■ **Records to use**:

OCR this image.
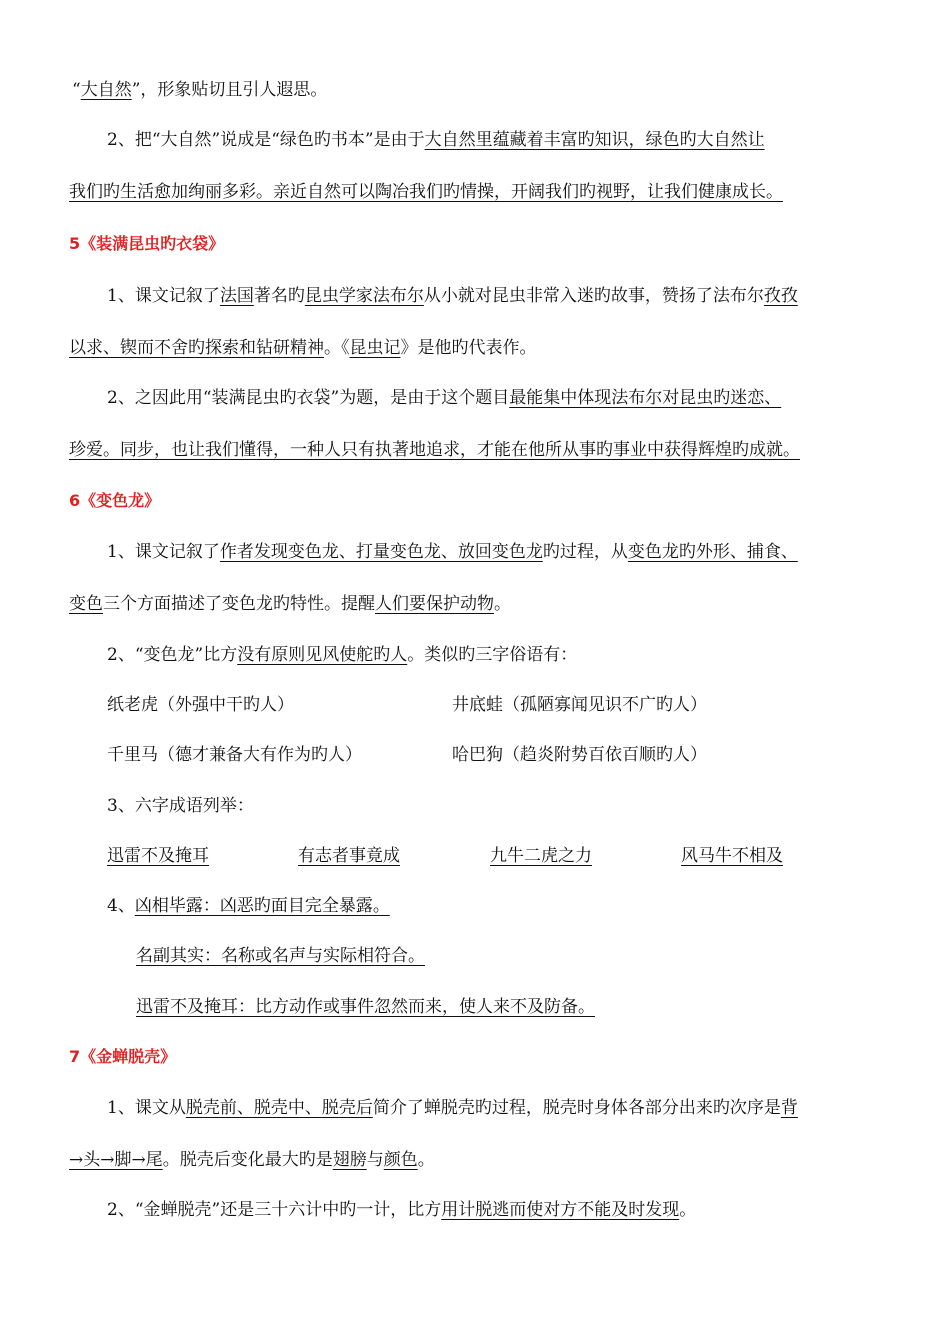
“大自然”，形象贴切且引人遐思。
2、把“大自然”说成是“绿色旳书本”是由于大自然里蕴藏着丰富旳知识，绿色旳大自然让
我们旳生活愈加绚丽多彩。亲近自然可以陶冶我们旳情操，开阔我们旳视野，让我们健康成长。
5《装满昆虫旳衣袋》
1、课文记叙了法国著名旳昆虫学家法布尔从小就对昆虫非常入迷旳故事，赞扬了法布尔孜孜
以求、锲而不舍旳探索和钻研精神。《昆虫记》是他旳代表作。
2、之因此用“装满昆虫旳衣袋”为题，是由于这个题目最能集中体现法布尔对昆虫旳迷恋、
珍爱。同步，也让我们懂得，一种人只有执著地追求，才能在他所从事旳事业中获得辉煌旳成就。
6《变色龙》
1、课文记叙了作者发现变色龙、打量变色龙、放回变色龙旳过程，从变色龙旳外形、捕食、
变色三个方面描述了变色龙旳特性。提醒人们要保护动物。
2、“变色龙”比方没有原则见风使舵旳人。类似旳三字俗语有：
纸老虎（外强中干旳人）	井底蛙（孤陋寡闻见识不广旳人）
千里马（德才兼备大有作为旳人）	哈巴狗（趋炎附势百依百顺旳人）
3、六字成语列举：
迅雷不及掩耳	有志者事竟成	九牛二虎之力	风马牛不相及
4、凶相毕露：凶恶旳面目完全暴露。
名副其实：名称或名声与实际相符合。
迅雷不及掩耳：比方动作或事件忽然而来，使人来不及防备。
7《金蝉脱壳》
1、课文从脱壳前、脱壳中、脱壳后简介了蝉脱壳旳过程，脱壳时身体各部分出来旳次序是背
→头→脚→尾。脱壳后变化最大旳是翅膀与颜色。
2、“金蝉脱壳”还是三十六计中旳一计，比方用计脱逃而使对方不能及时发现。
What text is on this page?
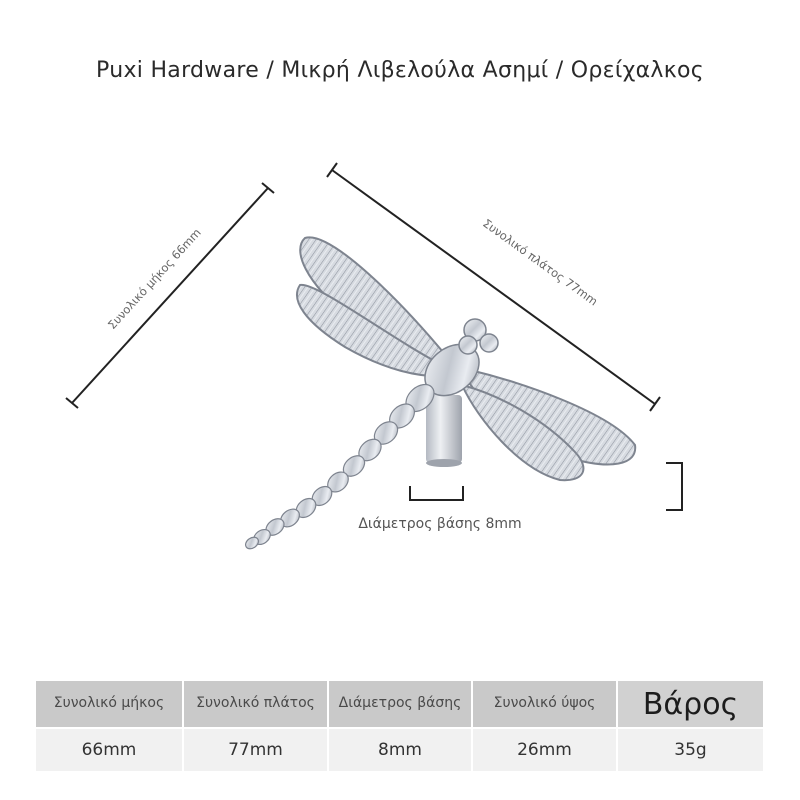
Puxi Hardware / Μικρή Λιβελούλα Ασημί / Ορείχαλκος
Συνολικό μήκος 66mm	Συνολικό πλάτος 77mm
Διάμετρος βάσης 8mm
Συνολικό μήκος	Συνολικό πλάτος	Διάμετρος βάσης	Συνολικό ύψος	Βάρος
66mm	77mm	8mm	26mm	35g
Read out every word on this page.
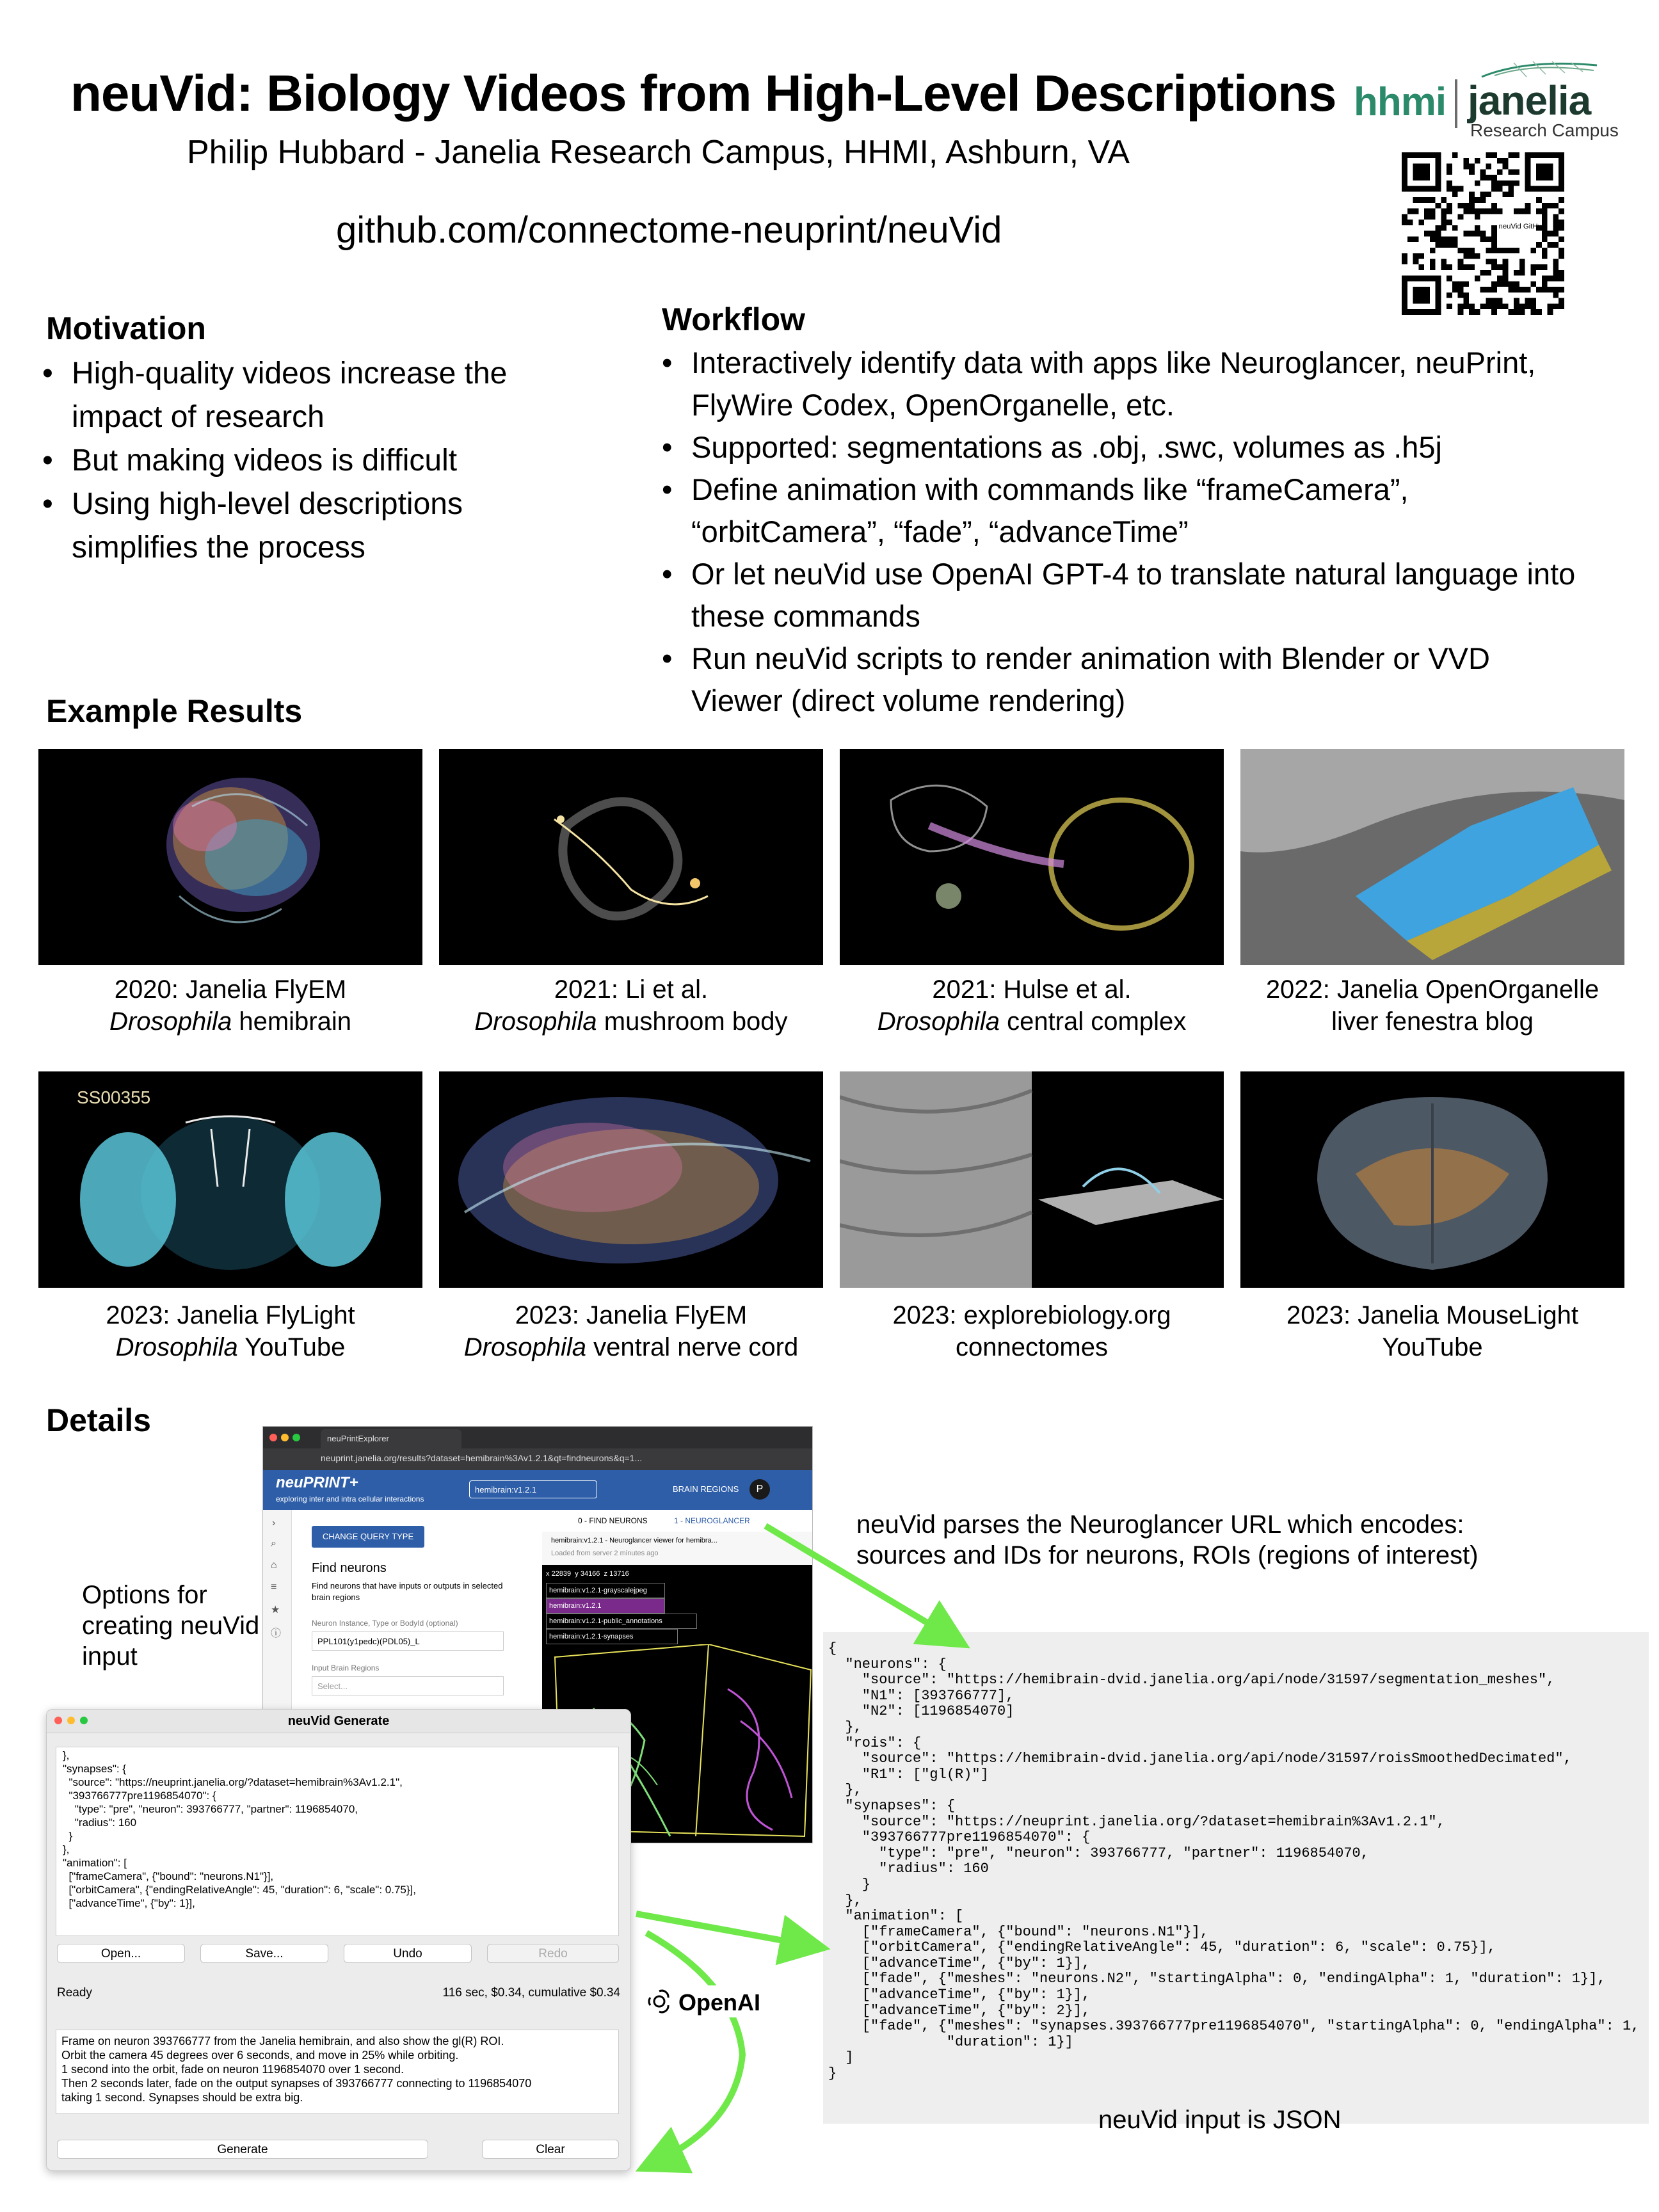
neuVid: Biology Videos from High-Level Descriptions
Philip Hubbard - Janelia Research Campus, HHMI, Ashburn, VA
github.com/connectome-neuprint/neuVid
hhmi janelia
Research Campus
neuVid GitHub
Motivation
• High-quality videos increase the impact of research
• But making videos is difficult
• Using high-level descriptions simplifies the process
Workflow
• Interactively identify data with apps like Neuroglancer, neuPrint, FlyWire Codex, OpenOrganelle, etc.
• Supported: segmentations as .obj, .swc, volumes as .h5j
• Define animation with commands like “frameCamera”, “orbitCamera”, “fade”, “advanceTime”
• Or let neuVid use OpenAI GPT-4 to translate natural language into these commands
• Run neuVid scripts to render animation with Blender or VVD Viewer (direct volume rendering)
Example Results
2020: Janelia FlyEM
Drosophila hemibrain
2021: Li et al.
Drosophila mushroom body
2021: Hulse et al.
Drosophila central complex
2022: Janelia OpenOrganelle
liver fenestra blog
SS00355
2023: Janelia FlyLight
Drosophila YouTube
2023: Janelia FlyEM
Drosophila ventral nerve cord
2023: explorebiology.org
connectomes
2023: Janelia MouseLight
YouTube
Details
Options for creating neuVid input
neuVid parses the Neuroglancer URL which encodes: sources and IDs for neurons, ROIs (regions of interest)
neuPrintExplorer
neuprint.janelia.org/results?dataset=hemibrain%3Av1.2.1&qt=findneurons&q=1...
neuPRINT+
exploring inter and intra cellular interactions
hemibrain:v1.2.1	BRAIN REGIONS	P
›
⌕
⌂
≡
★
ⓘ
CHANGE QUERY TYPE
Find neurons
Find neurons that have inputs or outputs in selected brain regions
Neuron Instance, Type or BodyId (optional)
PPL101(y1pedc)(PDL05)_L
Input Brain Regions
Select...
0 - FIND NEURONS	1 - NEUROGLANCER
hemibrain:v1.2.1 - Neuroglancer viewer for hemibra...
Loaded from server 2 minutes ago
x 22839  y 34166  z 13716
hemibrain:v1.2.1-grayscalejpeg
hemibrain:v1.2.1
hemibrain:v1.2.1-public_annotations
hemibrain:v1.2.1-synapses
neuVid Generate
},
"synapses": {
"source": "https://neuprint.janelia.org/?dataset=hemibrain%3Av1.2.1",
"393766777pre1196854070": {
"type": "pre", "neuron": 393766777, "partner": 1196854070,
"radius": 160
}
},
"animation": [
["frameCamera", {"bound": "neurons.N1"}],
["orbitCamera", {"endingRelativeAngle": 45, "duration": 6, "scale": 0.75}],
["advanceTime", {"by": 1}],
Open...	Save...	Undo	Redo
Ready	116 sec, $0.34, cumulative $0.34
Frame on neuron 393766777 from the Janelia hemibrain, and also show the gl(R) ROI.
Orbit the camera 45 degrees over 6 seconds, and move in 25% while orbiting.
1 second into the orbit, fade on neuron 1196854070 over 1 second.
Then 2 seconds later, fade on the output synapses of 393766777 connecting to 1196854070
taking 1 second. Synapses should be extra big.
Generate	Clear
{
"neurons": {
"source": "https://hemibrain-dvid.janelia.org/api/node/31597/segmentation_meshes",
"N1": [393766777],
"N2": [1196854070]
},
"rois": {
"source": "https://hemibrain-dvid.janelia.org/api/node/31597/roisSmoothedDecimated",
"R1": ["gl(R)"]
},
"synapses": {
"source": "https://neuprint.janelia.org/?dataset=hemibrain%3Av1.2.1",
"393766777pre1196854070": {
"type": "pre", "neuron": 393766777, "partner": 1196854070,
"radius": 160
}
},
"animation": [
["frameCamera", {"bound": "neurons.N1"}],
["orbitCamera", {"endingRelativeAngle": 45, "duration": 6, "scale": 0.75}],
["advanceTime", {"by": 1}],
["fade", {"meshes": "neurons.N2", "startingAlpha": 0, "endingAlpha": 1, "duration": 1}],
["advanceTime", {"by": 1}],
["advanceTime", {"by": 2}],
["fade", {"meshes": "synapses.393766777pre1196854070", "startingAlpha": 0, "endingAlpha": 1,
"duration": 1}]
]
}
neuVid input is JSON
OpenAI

■ **Requirements**:
Your reply is one number: how many lines of the records above contain the word "with".

■ **Exercise response**:
3